* _What is being asked_
Find the lines with "color" in them and copy them out.

* _Stored data_
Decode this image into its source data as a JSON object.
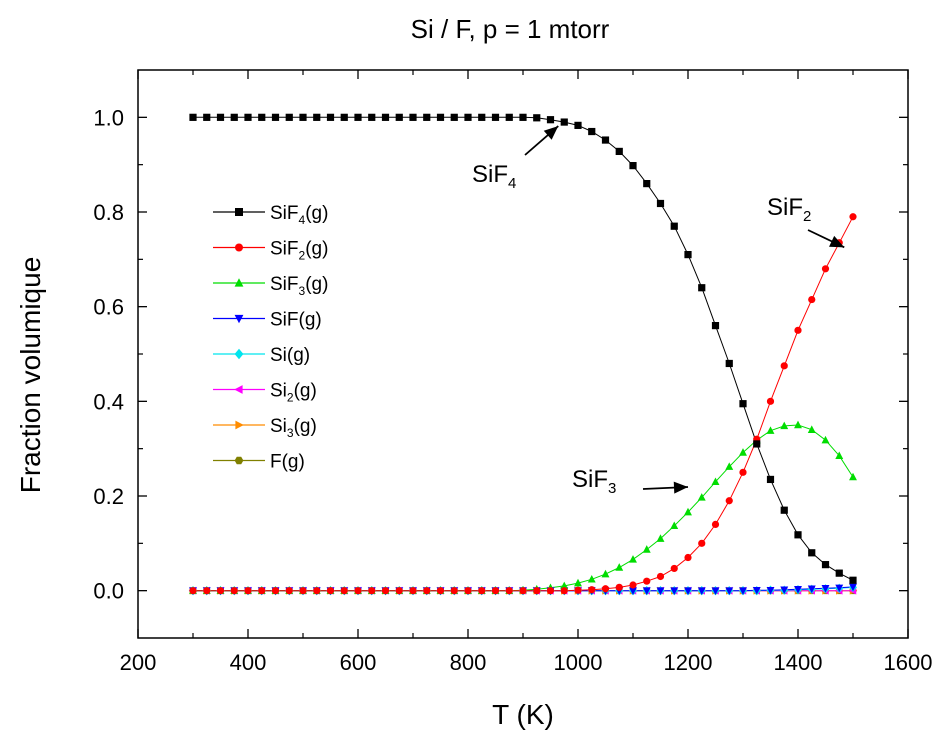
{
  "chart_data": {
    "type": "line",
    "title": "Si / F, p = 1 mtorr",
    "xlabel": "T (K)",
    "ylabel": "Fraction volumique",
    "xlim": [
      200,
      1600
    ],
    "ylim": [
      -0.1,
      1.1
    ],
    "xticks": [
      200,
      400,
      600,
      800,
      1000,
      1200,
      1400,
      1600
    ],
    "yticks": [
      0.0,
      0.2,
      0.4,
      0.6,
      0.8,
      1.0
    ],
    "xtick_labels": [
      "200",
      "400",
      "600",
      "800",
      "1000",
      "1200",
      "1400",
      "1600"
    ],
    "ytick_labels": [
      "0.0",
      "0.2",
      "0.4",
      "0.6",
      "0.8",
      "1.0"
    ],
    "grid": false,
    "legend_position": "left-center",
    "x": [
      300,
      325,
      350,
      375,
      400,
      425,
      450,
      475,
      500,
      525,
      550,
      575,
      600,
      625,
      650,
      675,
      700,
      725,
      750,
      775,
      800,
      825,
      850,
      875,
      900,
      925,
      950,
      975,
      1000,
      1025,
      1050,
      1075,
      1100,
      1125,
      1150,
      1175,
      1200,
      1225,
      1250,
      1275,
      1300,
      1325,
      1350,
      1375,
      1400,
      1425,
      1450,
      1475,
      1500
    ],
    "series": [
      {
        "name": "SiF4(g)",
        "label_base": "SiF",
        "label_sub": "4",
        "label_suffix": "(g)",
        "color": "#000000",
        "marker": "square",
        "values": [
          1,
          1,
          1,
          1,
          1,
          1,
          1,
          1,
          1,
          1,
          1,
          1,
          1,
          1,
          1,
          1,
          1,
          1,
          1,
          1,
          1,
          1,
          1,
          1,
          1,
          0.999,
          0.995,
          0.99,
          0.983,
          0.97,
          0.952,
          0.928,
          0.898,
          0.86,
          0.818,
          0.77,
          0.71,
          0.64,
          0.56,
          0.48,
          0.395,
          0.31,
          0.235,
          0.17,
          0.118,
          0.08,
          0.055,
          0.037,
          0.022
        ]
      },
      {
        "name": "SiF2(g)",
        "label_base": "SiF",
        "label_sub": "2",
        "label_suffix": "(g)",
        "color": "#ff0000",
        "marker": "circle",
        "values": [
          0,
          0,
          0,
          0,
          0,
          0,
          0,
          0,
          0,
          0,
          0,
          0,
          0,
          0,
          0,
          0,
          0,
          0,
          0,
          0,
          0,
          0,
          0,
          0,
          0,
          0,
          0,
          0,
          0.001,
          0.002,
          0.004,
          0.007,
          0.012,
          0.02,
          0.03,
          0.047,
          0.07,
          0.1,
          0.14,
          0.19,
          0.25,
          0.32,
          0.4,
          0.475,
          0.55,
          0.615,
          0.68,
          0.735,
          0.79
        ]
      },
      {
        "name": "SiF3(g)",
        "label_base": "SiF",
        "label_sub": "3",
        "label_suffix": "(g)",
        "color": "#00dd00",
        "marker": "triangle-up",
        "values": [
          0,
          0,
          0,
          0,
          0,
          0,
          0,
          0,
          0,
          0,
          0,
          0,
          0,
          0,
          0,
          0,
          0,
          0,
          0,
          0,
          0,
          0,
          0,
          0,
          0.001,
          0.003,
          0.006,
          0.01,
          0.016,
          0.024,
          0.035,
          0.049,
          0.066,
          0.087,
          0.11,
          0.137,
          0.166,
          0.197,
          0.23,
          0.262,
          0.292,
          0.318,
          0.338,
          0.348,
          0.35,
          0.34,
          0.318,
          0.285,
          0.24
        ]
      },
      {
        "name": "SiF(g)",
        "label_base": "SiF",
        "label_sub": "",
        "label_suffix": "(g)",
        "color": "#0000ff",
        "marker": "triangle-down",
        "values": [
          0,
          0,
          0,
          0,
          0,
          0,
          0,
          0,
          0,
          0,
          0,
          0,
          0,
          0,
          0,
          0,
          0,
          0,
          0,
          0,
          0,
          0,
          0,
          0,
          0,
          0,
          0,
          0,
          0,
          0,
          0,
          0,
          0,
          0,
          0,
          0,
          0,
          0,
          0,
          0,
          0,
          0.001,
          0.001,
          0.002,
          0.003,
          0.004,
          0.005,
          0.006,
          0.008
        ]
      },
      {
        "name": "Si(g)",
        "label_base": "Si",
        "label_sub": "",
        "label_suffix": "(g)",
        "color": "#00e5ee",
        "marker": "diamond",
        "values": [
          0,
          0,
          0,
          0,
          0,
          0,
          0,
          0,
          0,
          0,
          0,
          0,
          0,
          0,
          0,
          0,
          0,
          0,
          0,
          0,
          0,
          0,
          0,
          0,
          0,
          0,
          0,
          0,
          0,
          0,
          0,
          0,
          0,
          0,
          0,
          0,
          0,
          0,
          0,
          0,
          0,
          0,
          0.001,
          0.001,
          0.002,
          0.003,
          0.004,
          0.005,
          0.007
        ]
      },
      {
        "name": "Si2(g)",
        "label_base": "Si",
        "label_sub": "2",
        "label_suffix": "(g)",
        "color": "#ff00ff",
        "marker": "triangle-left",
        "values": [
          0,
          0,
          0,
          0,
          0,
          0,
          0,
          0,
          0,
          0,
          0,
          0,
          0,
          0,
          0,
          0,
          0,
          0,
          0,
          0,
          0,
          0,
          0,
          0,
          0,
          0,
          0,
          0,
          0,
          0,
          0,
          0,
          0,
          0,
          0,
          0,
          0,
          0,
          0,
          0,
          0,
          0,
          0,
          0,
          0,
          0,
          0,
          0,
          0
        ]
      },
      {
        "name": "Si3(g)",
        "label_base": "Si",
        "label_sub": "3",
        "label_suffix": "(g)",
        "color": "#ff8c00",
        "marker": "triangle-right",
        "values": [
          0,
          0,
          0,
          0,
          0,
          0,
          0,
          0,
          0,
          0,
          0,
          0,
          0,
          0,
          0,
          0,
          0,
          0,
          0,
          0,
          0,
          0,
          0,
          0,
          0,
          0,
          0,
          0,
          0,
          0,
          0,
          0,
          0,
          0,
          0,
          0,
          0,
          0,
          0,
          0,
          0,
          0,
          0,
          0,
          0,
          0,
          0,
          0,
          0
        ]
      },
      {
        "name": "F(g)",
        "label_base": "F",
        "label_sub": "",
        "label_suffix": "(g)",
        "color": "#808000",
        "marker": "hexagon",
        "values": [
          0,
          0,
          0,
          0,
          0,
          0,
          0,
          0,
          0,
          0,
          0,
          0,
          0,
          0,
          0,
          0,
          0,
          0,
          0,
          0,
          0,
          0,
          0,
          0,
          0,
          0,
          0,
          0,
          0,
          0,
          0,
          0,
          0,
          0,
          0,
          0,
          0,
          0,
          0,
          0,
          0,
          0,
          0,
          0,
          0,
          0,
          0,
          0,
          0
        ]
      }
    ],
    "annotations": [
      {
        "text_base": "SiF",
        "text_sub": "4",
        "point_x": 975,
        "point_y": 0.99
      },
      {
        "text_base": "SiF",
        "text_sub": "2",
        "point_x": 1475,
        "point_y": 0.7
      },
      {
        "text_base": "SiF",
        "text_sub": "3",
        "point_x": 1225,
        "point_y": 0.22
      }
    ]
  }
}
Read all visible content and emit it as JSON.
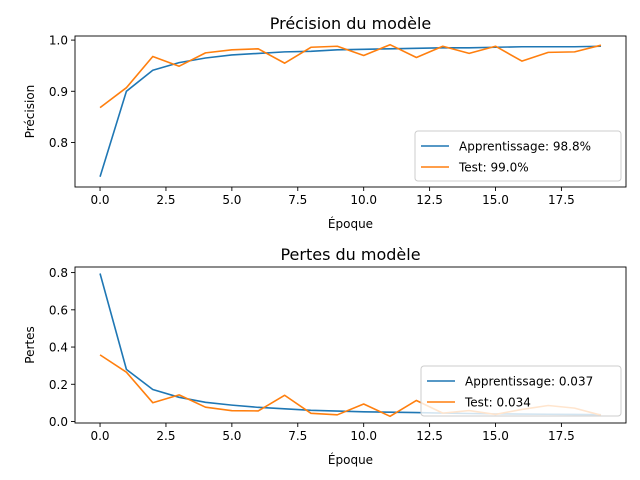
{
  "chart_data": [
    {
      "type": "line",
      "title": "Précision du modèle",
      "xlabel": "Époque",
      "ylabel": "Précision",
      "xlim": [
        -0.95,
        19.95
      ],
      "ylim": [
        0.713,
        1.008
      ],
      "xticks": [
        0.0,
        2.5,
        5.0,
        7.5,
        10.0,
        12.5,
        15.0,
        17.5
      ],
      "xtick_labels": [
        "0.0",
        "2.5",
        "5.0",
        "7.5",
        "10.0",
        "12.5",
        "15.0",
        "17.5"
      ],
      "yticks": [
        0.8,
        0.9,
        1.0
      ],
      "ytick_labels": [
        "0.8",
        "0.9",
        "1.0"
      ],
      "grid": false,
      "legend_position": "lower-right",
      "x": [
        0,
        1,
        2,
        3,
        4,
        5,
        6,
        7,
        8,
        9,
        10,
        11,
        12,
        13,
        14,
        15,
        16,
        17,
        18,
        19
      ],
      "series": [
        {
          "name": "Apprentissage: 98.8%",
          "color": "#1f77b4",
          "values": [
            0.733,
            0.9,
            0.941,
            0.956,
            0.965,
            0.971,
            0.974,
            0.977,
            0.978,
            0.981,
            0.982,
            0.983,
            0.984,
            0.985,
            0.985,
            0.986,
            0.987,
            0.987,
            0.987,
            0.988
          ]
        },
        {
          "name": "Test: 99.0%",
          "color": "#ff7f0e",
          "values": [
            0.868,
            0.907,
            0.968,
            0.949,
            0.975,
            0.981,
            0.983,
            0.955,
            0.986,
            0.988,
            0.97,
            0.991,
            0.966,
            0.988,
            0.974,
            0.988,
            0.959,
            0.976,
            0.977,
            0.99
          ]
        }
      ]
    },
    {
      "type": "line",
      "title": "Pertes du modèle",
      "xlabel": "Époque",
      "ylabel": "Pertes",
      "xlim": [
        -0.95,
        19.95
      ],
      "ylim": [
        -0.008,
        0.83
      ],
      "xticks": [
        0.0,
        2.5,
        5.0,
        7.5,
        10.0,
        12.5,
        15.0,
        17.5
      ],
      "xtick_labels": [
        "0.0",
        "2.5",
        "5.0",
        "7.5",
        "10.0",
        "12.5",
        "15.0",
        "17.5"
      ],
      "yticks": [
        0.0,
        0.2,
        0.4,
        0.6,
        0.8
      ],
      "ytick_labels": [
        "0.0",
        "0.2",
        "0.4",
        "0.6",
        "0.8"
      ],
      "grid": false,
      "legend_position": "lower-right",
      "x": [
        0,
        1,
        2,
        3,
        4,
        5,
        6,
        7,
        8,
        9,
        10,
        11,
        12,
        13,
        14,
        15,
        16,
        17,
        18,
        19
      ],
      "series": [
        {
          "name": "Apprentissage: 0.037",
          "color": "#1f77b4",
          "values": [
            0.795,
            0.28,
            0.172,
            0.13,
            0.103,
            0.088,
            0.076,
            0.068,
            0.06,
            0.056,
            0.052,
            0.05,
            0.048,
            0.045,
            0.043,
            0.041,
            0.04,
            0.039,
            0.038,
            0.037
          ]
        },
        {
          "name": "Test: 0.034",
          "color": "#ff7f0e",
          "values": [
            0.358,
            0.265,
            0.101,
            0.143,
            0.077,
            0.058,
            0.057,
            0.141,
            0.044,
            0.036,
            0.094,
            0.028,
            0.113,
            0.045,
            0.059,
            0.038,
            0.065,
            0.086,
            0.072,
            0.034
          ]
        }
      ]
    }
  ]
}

* _Expected answer_
        "color": "#000000",
        "color": "#ff0000",
        "color": "#00dd00",
        "color": "#0000ff",
        "color": "#00e5ee",
        "color": "#ff00ff",
        "color": "#ff8c00",
        "color": "#808000",
          "color": "#1f77b4",
          "color": "#ff7f0e",
          "color": "#1f77b4",
          "color": "#ff7f0e",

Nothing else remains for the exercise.